• GIVEN EXERCISE:
Report only how many lines of the entries below contain the string "субъектов".

===

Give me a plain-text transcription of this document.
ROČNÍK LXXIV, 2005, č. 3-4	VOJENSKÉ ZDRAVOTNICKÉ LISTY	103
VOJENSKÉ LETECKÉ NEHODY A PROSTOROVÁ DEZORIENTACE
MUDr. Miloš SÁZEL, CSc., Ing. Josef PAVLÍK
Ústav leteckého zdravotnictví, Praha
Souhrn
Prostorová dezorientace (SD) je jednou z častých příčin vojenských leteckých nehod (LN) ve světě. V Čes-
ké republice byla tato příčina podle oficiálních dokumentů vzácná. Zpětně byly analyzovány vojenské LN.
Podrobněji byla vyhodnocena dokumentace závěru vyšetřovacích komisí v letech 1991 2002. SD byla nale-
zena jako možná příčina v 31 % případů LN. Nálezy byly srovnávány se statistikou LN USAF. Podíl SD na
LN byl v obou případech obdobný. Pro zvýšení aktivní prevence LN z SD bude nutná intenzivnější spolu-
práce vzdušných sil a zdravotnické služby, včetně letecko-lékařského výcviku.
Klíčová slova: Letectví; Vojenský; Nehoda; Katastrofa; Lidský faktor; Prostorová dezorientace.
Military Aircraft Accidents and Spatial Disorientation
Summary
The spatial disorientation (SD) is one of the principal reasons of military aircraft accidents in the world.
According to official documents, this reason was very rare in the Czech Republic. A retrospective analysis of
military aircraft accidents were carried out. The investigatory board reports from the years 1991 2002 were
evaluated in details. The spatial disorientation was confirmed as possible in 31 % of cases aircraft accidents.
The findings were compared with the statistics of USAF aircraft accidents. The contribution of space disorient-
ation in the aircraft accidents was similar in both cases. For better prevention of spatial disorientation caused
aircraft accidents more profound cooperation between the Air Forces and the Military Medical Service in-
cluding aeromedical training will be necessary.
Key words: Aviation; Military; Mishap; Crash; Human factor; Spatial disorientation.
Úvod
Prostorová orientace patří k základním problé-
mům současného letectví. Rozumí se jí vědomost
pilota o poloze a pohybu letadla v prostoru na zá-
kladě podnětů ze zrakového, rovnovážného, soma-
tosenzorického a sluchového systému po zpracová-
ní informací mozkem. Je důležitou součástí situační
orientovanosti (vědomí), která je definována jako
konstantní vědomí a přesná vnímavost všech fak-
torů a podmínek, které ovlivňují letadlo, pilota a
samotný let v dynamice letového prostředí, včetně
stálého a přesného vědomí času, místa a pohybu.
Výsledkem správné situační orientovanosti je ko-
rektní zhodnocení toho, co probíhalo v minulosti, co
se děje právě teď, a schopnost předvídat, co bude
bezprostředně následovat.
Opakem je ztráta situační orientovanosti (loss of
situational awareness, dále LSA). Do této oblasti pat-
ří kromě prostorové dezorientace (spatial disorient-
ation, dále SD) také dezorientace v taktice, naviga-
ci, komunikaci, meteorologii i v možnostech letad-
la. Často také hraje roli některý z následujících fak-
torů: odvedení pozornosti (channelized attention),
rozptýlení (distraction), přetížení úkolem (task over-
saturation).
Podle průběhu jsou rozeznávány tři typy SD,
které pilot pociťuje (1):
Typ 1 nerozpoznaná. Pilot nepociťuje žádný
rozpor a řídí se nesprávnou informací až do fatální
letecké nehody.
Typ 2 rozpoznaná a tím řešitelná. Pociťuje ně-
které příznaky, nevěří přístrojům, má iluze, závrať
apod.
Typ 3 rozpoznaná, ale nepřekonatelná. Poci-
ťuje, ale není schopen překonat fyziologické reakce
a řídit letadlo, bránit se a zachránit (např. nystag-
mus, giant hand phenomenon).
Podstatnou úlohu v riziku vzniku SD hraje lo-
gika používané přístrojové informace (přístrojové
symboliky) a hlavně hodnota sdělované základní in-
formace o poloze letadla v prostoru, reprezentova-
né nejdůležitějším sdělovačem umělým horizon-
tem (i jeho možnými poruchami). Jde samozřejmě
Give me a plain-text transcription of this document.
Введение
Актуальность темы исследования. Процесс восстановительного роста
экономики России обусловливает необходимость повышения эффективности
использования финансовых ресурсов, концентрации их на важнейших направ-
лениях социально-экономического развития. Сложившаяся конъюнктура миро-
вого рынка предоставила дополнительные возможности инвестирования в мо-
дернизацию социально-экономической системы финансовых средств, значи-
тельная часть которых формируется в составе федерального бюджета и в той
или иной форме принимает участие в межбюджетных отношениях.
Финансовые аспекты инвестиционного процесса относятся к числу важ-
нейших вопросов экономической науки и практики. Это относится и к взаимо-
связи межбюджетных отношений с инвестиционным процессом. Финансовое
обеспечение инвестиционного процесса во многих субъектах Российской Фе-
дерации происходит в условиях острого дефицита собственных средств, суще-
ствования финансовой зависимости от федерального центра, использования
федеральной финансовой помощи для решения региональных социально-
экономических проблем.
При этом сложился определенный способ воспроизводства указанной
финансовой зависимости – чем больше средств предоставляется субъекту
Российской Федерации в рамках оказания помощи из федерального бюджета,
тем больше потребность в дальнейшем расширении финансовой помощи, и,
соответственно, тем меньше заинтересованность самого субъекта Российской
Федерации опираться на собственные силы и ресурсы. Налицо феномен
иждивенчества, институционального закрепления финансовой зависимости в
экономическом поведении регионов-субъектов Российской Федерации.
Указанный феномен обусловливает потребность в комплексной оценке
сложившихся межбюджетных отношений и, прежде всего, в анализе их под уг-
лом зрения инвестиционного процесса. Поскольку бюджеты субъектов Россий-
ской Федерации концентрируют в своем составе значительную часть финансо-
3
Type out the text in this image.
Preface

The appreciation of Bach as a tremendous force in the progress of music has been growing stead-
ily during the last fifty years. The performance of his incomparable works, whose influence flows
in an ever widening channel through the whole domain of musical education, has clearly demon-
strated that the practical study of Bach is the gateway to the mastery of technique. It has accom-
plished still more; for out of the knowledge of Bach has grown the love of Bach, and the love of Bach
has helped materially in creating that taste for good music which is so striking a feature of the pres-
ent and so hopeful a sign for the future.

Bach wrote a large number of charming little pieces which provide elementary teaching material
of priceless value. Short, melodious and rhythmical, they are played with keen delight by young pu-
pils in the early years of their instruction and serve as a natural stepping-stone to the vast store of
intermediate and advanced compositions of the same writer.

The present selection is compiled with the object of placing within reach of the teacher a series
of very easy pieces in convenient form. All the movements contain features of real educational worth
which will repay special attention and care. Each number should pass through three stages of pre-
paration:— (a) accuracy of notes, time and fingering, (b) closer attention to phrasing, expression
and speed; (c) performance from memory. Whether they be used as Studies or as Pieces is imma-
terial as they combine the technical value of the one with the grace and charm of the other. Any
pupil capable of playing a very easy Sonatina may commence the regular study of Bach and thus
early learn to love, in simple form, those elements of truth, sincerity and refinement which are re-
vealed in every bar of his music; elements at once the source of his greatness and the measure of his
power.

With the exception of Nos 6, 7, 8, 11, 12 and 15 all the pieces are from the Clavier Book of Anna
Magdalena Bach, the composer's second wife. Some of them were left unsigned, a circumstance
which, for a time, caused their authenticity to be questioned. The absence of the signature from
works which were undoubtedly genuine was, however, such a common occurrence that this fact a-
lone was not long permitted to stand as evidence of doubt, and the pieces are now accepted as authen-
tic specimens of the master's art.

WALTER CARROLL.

===

• RESULT FOR THIS TASK:
2